Your task is to locate every line holding the string "Pass" and to copy each of them.

— begin AVAILABLE DATA —

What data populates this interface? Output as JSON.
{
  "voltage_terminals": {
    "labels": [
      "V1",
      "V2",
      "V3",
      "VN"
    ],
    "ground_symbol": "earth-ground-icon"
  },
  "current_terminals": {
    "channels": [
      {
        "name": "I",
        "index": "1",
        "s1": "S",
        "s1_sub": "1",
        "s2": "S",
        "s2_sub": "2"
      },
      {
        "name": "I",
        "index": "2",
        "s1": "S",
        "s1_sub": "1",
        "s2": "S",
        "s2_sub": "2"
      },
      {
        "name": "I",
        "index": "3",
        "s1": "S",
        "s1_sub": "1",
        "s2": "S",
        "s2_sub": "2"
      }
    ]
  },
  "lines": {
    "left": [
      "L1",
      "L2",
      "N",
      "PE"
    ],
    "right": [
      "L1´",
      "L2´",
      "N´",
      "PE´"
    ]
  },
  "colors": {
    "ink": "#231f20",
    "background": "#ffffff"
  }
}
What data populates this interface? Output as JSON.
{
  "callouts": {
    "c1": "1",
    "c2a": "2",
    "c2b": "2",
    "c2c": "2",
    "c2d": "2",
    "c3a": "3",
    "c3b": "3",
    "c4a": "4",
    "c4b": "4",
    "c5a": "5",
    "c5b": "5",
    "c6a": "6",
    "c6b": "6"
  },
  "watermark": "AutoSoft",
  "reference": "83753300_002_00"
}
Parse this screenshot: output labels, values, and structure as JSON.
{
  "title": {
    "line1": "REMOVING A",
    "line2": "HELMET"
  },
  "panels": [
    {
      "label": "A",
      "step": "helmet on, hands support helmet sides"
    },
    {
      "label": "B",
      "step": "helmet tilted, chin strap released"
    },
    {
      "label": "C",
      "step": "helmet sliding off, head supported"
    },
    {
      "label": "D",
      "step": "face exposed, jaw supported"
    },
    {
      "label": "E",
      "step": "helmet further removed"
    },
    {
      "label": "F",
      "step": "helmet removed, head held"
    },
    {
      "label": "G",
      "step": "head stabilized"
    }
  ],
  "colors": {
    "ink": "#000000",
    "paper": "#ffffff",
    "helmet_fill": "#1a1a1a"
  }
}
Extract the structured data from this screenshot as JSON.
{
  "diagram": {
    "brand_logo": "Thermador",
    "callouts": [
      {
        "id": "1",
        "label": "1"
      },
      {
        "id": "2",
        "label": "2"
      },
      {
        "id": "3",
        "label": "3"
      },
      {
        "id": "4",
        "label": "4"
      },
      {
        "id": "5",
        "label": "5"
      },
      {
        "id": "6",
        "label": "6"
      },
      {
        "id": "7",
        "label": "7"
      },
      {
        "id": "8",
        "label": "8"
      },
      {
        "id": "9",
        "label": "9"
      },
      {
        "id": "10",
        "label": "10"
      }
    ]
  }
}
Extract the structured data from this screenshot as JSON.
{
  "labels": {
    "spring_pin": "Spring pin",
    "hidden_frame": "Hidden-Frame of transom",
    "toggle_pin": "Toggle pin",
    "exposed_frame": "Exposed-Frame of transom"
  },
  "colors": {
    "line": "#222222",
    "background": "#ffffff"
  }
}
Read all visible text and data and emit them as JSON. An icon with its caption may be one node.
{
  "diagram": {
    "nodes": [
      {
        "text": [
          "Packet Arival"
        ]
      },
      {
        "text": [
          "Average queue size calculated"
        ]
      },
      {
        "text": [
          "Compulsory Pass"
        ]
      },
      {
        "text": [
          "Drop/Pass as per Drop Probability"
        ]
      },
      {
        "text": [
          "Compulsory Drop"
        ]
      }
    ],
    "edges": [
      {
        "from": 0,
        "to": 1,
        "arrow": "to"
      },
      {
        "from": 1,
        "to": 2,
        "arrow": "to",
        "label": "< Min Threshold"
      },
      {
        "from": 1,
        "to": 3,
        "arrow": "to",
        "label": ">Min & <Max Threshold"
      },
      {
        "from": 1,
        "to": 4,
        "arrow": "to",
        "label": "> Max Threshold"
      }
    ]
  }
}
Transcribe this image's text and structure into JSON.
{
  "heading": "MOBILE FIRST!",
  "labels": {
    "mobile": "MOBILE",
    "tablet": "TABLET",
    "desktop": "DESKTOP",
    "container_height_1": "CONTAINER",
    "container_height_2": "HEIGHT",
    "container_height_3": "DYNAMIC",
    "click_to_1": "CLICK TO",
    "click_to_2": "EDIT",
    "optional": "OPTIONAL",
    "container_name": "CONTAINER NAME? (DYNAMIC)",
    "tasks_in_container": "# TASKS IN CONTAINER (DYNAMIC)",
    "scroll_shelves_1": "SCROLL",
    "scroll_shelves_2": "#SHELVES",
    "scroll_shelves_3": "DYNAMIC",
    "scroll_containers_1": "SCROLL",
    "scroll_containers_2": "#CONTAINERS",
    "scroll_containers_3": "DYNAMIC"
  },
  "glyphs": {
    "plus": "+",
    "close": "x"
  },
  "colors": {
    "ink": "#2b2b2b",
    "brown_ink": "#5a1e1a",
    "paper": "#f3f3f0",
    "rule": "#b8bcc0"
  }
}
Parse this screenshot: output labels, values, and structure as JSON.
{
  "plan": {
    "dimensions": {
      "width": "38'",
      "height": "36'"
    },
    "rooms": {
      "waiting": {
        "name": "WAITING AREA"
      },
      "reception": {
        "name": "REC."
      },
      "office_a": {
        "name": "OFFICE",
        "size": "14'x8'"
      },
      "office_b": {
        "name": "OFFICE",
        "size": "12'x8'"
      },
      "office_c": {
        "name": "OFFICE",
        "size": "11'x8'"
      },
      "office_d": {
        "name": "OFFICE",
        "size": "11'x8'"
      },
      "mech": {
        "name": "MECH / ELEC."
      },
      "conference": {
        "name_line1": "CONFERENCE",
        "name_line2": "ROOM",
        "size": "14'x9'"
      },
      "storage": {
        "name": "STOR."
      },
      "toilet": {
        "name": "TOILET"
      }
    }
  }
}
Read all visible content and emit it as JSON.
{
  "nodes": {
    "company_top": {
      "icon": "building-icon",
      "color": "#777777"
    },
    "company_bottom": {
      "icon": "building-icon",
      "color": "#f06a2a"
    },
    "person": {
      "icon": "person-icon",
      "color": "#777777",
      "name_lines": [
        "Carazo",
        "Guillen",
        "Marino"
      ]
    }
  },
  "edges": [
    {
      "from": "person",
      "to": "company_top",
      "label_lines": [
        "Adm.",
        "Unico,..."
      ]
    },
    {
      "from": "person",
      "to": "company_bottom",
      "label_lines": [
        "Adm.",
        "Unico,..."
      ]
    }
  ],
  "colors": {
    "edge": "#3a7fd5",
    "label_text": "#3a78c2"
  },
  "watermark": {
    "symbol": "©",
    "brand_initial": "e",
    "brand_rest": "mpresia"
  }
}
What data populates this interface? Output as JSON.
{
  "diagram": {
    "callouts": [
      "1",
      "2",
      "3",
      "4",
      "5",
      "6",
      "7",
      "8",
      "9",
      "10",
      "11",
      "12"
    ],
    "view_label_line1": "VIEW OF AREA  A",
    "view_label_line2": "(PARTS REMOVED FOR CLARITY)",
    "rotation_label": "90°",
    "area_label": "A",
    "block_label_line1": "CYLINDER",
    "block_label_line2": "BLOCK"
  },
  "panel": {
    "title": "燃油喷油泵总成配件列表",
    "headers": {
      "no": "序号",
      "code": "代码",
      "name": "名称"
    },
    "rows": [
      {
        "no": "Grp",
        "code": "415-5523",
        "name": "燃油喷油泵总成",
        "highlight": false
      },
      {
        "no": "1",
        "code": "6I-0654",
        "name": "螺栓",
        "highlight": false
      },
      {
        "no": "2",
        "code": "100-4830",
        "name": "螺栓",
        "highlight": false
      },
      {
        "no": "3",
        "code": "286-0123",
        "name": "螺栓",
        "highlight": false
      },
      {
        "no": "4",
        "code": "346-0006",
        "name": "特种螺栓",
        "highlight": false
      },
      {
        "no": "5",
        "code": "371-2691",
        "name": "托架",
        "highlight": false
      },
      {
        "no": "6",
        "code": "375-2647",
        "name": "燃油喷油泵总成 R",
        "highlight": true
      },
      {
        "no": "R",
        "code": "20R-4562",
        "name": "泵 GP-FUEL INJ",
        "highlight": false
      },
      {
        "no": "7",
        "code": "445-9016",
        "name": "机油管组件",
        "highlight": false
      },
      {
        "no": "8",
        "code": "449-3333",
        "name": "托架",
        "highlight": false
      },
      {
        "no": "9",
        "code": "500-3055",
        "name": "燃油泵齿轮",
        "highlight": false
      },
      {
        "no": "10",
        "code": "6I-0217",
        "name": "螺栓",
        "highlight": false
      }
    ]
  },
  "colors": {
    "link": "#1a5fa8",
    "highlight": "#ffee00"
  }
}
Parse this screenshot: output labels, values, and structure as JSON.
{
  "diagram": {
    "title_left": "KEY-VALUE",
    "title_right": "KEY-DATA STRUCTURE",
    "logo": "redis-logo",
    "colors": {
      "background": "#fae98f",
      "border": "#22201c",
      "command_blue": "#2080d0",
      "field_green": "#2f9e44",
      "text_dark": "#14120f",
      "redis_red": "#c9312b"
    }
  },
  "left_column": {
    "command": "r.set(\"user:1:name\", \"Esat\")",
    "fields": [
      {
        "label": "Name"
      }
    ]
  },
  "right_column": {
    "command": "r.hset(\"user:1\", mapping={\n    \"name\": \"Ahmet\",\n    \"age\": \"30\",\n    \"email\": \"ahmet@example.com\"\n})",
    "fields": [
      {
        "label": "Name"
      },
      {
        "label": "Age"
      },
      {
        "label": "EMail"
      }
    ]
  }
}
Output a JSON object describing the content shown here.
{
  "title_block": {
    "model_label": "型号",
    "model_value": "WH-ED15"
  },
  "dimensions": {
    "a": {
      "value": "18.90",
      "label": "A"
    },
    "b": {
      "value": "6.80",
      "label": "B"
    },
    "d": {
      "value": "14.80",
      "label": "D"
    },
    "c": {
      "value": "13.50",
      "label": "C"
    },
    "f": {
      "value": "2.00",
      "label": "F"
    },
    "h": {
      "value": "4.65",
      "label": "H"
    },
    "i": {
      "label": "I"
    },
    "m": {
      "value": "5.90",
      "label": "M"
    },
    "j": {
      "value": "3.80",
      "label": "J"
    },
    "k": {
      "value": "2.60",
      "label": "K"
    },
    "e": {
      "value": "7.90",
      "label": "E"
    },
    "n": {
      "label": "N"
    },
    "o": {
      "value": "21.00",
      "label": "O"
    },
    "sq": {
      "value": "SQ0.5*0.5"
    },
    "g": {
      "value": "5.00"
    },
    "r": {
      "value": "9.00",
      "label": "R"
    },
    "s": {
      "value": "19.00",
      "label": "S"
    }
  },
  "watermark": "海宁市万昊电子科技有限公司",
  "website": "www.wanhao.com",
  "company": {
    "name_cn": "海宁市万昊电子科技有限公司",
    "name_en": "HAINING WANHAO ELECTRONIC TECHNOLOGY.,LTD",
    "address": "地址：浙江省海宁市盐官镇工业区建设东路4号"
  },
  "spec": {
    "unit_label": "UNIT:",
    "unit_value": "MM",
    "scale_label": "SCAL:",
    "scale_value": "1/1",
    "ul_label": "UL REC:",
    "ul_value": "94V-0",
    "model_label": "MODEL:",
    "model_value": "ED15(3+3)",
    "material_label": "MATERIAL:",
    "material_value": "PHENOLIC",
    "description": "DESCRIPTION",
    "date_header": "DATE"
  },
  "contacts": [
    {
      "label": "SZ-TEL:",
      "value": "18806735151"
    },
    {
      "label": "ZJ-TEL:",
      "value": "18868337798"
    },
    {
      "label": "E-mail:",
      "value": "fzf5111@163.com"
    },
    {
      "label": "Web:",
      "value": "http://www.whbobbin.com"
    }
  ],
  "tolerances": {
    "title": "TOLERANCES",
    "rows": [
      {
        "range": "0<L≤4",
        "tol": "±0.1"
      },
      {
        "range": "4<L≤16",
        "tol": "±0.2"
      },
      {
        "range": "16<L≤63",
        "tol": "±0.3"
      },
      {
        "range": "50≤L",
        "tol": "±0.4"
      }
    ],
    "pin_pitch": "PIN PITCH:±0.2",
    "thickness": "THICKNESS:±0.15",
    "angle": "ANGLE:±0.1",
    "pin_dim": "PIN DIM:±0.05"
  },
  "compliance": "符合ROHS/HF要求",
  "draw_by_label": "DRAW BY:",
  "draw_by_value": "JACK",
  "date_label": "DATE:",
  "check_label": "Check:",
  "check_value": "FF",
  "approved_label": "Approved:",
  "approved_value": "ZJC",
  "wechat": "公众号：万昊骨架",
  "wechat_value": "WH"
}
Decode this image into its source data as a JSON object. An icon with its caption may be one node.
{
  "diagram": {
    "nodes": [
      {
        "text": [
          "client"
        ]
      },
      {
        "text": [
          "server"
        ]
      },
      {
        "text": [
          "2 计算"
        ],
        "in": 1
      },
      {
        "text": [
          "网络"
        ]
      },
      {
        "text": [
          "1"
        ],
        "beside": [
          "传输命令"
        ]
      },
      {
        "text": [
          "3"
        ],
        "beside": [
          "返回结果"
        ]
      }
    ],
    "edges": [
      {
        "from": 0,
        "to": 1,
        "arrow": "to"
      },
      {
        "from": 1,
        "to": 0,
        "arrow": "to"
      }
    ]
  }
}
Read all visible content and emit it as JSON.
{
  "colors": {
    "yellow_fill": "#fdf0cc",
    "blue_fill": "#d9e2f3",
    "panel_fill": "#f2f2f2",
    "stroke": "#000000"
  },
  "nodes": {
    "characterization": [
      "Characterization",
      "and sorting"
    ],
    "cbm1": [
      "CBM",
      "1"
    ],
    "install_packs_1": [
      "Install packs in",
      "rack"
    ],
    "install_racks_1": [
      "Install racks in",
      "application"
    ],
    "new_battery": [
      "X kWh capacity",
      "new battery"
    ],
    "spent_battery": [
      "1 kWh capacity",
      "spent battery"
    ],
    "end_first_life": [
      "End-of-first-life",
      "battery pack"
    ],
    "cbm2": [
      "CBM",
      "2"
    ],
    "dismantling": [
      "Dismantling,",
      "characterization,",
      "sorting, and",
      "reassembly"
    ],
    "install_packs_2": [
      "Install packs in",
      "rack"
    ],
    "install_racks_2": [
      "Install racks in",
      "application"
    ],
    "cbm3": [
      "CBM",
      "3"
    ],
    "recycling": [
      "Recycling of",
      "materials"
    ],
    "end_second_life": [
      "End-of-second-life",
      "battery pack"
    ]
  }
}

— end AVAILABLE DATA —

- RESPONSE TO THIS EXERCISE:
          "Compulsory Pass"
          "Drop/Pass as per Drop Probability"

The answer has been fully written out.